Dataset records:

--------------------------------

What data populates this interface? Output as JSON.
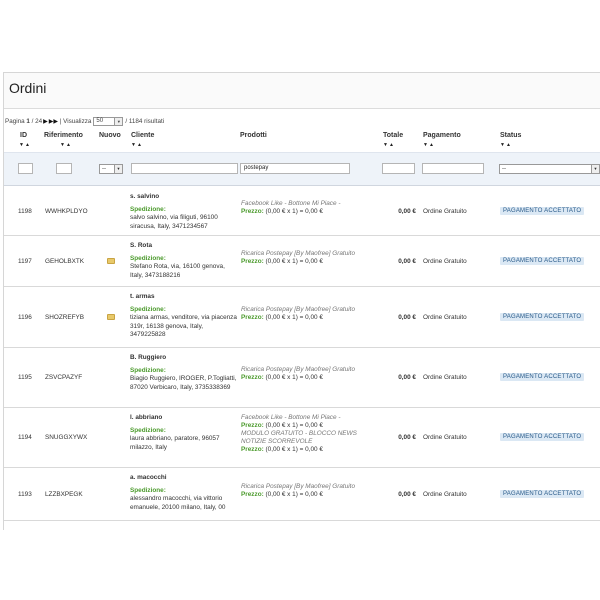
{
  "page": {
    "title": "Ordini"
  },
  "pagination": {
    "prefix": "Pagina",
    "current": "1",
    "total_suffix": "/ 24",
    "per_page_label": "| Visualizza",
    "per_page_value": "50",
    "results": "/ 1184 risultati"
  },
  "columns": {
    "id": "ID",
    "ref": "Riferimento",
    "new": "Nuovo",
    "customer": "Cliente",
    "products": "Prodotti",
    "total": "Totale",
    "payment": "Pagamento",
    "status": "Status",
    "sort_glyph": "▼▲"
  },
  "filters": {
    "new_value": "--",
    "products_value": "postepay",
    "status_value": "--"
  },
  "orders": [
    {
      "id": "1198",
      "ref": "WWHKPLDYO",
      "new": false,
      "customer_name": "s. salvino",
      "ship_label": "Spedizione:",
      "address": "salvo salvino, via filiguti, 96100 siracusa, Italy, 3471234567",
      "products": [
        {
          "name": "Facebook Like - Bottone Mi Piace -",
          "price_label": "Prezzo:",
          "price": "(0,00 € x 1) = 0,00 €"
        }
      ],
      "total": "0,00 €",
      "payment": "Ordine Gratuito",
      "status": "PAGAMENTO ACCETTATO"
    },
    {
      "id": "1197",
      "ref": "GEHOLBXTK",
      "new": true,
      "customer_name": "S. Rota",
      "ship_label": "Spedizione:",
      "address": "Stefano Rota, via, 16100 genova, Italy, 3473188216",
      "products": [
        {
          "name": "Ricarica Postepay [By Maofree] Gratuito",
          "price_label": "Prezzo:",
          "price": "(0,00 € x 1) = 0,00 €"
        }
      ],
      "total": "0,00 €",
      "payment": "Ordine Gratuito",
      "status": "PAGAMENTO ACCETTATO"
    },
    {
      "id": "1196",
      "ref": "SHOZREFYB",
      "new": true,
      "customer_name": "t. armas",
      "ship_label": "Spedizione:",
      "address": "tiziana armas, venditore, via piacenza 319r, 16138 genova, Italy, 3479225828",
      "products": [
        {
          "name": "Ricarica Postepay [By Maofree] Gratuito",
          "price_label": "Prezzo:",
          "price": "(0,00 € x 1) = 0,00 €"
        }
      ],
      "total": "0,00 €",
      "payment": "Ordine Gratuito",
      "status": "PAGAMENTO ACCETTATO"
    },
    {
      "id": "1195",
      "ref": "ZSVCPAZYF",
      "new": false,
      "customer_name": "B. Ruggiero",
      "ship_label": "Spedizione:",
      "address": "Biagio Ruggiero, IROGER, P.Togliatti, 87020 Verbicaro, Italy, 3735338369",
      "products": [
        {
          "name": "Ricarica Postepay [By Maofree] Gratuito",
          "price_label": "Prezzo:",
          "price": "(0,00 € x 1) = 0,00 €"
        }
      ],
      "total": "0,00 €",
      "payment": "Ordine Gratuito",
      "status": "PAGAMENTO ACCETTATO"
    },
    {
      "id": "1194",
      "ref": "SNUGGXYWX",
      "new": false,
      "customer_name": "l. abbriano",
      "ship_label": "Spedizione:",
      "address": "laura abbriano, paratore, 96057 milazzo, Italy",
      "products": [
        {
          "name": "Facebook Like - Bottone Mi Piace -",
          "price_label": "Prezzo:",
          "price": "(0,00 € x 1) = 0,00 €"
        },
        {
          "name": "MODULO GRATUITO - BLOCCO NEWS NOTIZIE SCORREVOLE",
          "price_label": "Prezzo:",
          "price": "(0,00 € x 1) = 0,00 €"
        }
      ],
      "total": "0,00 €",
      "payment": "Ordine Gratuito",
      "status": "PAGAMENTO ACCETTATO"
    },
    {
      "id": "1193",
      "ref": "LZZBXPEGK",
      "new": false,
      "customer_name": "a. macocchi",
      "ship_label": "Spedizione:",
      "address": "alessandro macocchi, via vittorio emanuele, 20100 milano, Italy, 00",
      "products": [
        {
          "name": "Ricarica Postepay [By Maofree] Gratuito",
          "price_label": "Prezzo:",
          "price": "(0,00 € x 1) = 0,00 €"
        }
      ],
      "total": "0,00 €",
      "payment": "Ordine Gratuito",
      "status": "PAGAMENTO ACCETTATO"
    }
  ]
}
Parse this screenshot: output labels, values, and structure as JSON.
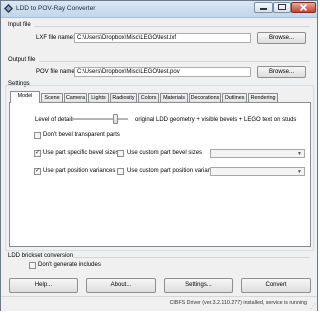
{
  "window": {
    "title": "LDD to POV-Ray Converter"
  },
  "input_file": {
    "section_label": "Input file",
    "field_label": "LXF file name:",
    "value": "C:\\Users\\Dropbox\\Misc\\LEGO\\test.lxf",
    "browse_label": "Browse..."
  },
  "output_file": {
    "section_label": "Output file",
    "field_label": "POV file name:",
    "value": "C:\\Users\\Dropbox\\Misc\\LEGO\\test.pov",
    "browse_label": "Browse..."
  },
  "settings": {
    "section_label": "Settings",
    "tabs": [
      "Model",
      "Scene",
      "Camera",
      "Lights",
      "Radiosity",
      "Colors",
      "Materials",
      "Decorations",
      "Outlines",
      "Rendering"
    ],
    "active_tab": "Model",
    "model": {
      "level_of_detail_label": "Level of detail:",
      "level_of_detail_value": "original LDD geometry + visible bevels + LEGO text on studs",
      "dont_bevel_transparent_label": "Don't bevel transparent parts",
      "dont_bevel_transparent_checked": false,
      "use_part_specific_bevel_label": "Use part specific bevel sizes",
      "use_part_specific_bevel_checked": true,
      "use_custom_bevel_label": "Use custom part bevel sizes",
      "use_custom_bevel_checked": false,
      "custom_bevel_select": "",
      "use_part_position_label": "Use part position variances",
      "use_part_position_checked": true,
      "use_custom_position_label": "Use custom part position variances",
      "use_custom_position_checked": false,
      "custom_position_select": ""
    }
  },
  "brickset": {
    "section_label": "LDD brickset conversion",
    "dont_generate_label": "Don't generate includes",
    "dont_generate_checked": false
  },
  "buttons": {
    "help": "Help...",
    "about": "About...",
    "settings": "Settings...",
    "convert": "Convert"
  },
  "status": {
    "text": "CIBFS Driver (ver.3.2.110.277) installed, service is running"
  }
}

--------------------------------

Set the listing down in full and exactly. Pictures within it should not appear in the copy.

CORRECT ANSWER:
What data populates this interface? Output as JSON.
{
  "page": {
    "title": "Ordini"
  },
  "pagination": {
    "prefix": "Pagina",
    "current": "1",
    "total_suffix": "/ 24",
    "per_page_label": "| Visualizza",
    "per_page_value": "50",
    "results": "/ 1184 risultati"
  },
  "columns": {
    "id": "ID",
    "ref": "Riferimento",
    "new": "Nuovo",
    "customer": "Cliente",
    "products": "Prodotti",
    "total": "Totale",
    "payment": "Pagamento",
    "status": "Status",
    "sort_glyph": "▼▲"
  },
  "filters": {
    "new_value": "--",
    "products_value": "postepay",
    "status_value": "--"
  },
  "orders": [
    {
      "id": "1198",
      "ref": "WWHKPLDYO",
      "new": false,
      "customer_name": "s. salvino",
      "ship_label": "Spedizione:",
      "address": "salvo salvino, via filiguti, 96100 siracusa, Italy, 3471234567",
      "products": [
        {
          "name": "Facebook Like - Bottone Mi Piace -",
          "price_label": "Prezzo:",
          "price": "(0,00 € x 1) = 0,00 €"
        }
      ],
      "total": "0,00 €",
      "payment": "Ordine Gratuito",
      "status": "PAGAMENTO ACCETTATO"
    },
    {
      "id": "1197",
      "ref": "GEHOLBXTK",
      "new": true,
      "customer_name": "S. Rota",
      "ship_label": "Spedizione:",
      "address": "Stefano Rota, via, 16100 genova, Italy, 3473188216",
      "products": [
        {
          "name": "Ricarica Postepay [By Maofree] Gratuito",
          "price_label": "Prezzo:",
          "price": "(0,00 € x 1) = 0,00 €"
        }
      ],
      "total": "0,00 €",
      "payment": "Ordine Gratuito",
      "status": "PAGAMENTO ACCETTATO"
    },
    {
      "id": "1196",
      "ref": "SHOZREFYB",
      "new": true,
      "customer_name": "t. armas",
      "ship_label": "Spedizione:",
      "address": "tiziana armas, venditore, via piacenza 319r, 16138 genova, Italy, 3479225828",
      "products": [
        {
          "name": "Ricarica Postepay [By Maofree] Gratuito",
          "price_label": "Prezzo:",
          "price": "(0,00 € x 1) = 0,00 €"
        }
      ],
      "total": "0,00 €",
      "payment": "Ordine Gratuito",
      "status": "PAGAMENTO ACCETTATO"
    },
    {
      "id": "1195",
      "ref": "ZSVCPAZYF",
      "new": false,
      "customer_name": "B. Ruggiero",
      "ship_label": "Spedizione:",
      "address": "Biagio Ruggiero, IROGER, P.Togliatti, 87020 Verbicaro, Italy, 3735338369",
      "products": [
        {
          "name": "Ricarica Postepay [By Maofree] Gratuito",
          "price_label": "Prezzo:",
          "price": "(0,00 € x 1) = 0,00 €"
        }
      ],
      "total": "0,00 €",
      "payment": "Ordine Gratuito",
      "status": "PAGAMENTO ACCETTATO"
    },
    {
      "id": "1194",
      "ref": "SNUGGXYWX",
      "new": false,
      "customer_name": "l. abbriano",
      "ship_label": "Spedizione:",
      "address": "laura abbriano, paratore, 96057 milazzo, Italy",
      "products": [
        {
          "name": "Facebook Like - Bottone Mi Piace -",
          "price_label": "Prezzo:",
          "price": "(0,00 € x 1) = 0,00 €"
        },
        {
          "name": "MODULO GRATUITO - BLOCCO NEWS NOTIZIE SCORREVOLE",
          "price_label": "Prezzo:",
          "price": "(0,00 € x 1) = 0,00 €"
        }
      ],
      "total": "0,00 €",
      "payment": "Ordine Gratuito",
      "status": "PAGAMENTO ACCETTATO"
    },
    {
      "id": "1193",
      "ref": "LZZBXPEGK",
      "new": false,
      "customer_name": "a. macocchi",
      "ship_label": "Spedizione:",
      "address": "alessandro macocchi, via vittorio emanuele, 20100 milano, Italy, 00",
      "products": [
        {
          "name": "Ricarica Postepay [By Maofree] Gratuito",
          "price_label": "Prezzo:",
          "price": "(0,00 € x 1) = 0,00 €"
        }
      ],
      "total": "0,00 €",
      "payment": "Ordine Gratuito",
      "status": "PAGAMENTO ACCETTATO"
    }
  ]
}
Parse this screenshot: output labels, values, and structure as JSON.
{
  "window": {
    "title": "LDD to POV-Ray Converter"
  },
  "input_file": {
    "section_label": "Input file",
    "field_label": "LXF file name:",
    "value": "C:\\Users\\Dropbox\\Misc\\LEGO\\test.lxf",
    "browse_label": "Browse..."
  },
  "output_file": {
    "section_label": "Output file",
    "field_label": "POV file name:",
    "value": "C:\\Users\\Dropbox\\Misc\\LEGO\\test.pov",
    "browse_label": "Browse..."
  },
  "settings": {
    "section_label": "Settings",
    "tabs": [
      "Model",
      "Scene",
      "Camera",
      "Lights",
      "Radiosity",
      "Colors",
      "Materials",
      "Decorations",
      "Outlines",
      "Rendering"
    ],
    "active_tab": "Model",
    "model": {
      "level_of_detail_label": "Level of detail:",
      "level_of_detail_value": "original LDD geometry + visible bevels + LEGO text on studs",
      "dont_bevel_transparent_label": "Don't bevel transparent parts",
      "dont_bevel_transparent_checked": false,
      "use_part_specific_bevel_label": "Use part specific bevel sizes",
      "use_part_specific_bevel_checked": true,
      "use_custom_bevel_label": "Use custom part bevel sizes",
      "use_custom_bevel_checked": false,
      "custom_bevel_select": "",
      "use_part_position_label": "Use part position variances",
      "use_part_position_checked": true,
      "use_custom_position_label": "Use custom part position variances",
      "use_custom_position_checked": false,
      "custom_position_select": ""
    }
  },
  "brickset": {
    "section_label": "LDD brickset conversion",
    "dont_generate_label": "Don't generate includes",
    "dont_generate_checked": false
  },
  "buttons": {
    "help": "Help...",
    "about": "About...",
    "settings": "Settings...",
    "convert": "Convert"
  },
  "status": {
    "text": "CIBFS Driver (ver.3.2.110.277) installed, service is running"
  }
}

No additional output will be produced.